[Stored data]
[Begin]
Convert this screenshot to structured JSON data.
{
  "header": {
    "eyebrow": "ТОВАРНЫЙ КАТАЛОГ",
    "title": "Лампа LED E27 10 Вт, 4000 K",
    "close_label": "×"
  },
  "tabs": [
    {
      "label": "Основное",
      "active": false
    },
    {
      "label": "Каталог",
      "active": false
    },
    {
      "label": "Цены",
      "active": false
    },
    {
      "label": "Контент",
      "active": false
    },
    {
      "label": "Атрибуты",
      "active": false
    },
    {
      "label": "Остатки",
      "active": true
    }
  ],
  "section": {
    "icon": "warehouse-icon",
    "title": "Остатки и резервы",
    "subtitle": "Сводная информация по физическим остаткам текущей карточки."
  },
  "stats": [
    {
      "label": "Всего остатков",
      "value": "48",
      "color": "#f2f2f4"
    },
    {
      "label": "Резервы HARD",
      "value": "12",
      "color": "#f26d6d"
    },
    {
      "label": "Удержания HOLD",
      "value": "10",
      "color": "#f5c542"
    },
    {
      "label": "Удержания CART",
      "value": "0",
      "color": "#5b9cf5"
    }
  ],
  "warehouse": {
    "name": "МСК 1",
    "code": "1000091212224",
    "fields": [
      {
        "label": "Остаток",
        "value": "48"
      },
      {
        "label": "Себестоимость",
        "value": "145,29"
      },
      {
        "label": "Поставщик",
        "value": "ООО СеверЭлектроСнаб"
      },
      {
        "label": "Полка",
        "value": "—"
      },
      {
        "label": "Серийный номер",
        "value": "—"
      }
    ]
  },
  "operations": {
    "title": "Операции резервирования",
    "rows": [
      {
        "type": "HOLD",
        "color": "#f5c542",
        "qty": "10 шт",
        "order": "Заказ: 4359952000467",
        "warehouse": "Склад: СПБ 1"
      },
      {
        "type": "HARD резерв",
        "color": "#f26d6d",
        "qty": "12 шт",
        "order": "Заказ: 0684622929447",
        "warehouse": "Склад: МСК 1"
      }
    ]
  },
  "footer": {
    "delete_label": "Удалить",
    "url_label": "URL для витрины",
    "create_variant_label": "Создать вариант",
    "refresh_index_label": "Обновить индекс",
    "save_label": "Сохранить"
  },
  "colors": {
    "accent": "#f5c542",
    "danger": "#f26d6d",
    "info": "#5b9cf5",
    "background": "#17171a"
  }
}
[End]
Extract all the material, leaving every line as it is.

Convert this screenshot to structured JSON data.
{
  "header": {
    "eyebrow": "ТОВАРНЫЙ КАТАЛОГ",
    "title": "Лампа LED E27 10 Вт, 4000 K",
    "close_label": "×"
  },
  "tabs": [
    {
      "label": "Основное",
      "active": false
    },
    {
      "label": "Каталог",
      "active": false
    },
    {
      "label": "Цены",
      "active": false
    },
    {
      "label": "Контент",
      "active": false
    },
    {
      "label": "Атрибуты",
      "active": false
    },
    {
      "label": "Остатки",
      "active": true
    }
  ],
  "section": {
    "icon": "warehouse-icon",
    "title": "Остатки и резервы",
    "subtitle": "Сводная информация по физическим остаткам текущей карточки."
  },
  "stats": [
    {
      "label": "Всего остатков",
      "value": "48",
      "color": "#f2f2f4"
    },
    {
      "label": "Резервы HARD",
      "value": "12",
      "color": "#f26d6d"
    },
    {
      "label": "Удержания HOLD",
      "value": "10",
      "color": "#f5c542"
    },
    {
      "label": "Удержания CART",
      "value": "0",
      "color": "#5b9cf5"
    }
  ],
  "warehouse": {
    "name": "МСК 1",
    "code": "1000091212224",
    "fields": [
      {
        "label": "Остаток",
        "value": "48"
      },
      {
        "label": "Себестоимость",
        "value": "145,29"
      },
      {
        "label": "Поставщик",
        "value": "ООО СеверЭлектроСнаб"
      },
      {
        "label": "Полка",
        "value": "—"
      },
      {
        "label": "Серийный номер",
        "value": "—"
      }
    ]
  },
  "operations": {
    "title": "Операции резервирования",
    "rows": [
      {
        "type": "HOLD",
        "color": "#f5c542",
        "qty": "10 шт",
        "order": "Заказ: 4359952000467",
        "warehouse": "Склад: СПБ 1"
      },
      {
        "type": "HARD резерв",
        "color": "#f26d6d",
        "qty": "12 шт",
        "order": "Заказ: 0684622929447",
        "warehouse": "Склад: МСК 1"
      }
    ]
  },
  "footer": {
    "delete_label": "Удалить",
    "url_label": "URL для витрины",
    "create_variant_label": "Создать вариант",
    "refresh_index_label": "Обновить индекс",
    "save_label": "Сохранить"
  },
  "colors": {
    "accent": "#f5c542",
    "danger": "#f26d6d",
    "info": "#5b9cf5",
    "background": "#17171a"
  }
}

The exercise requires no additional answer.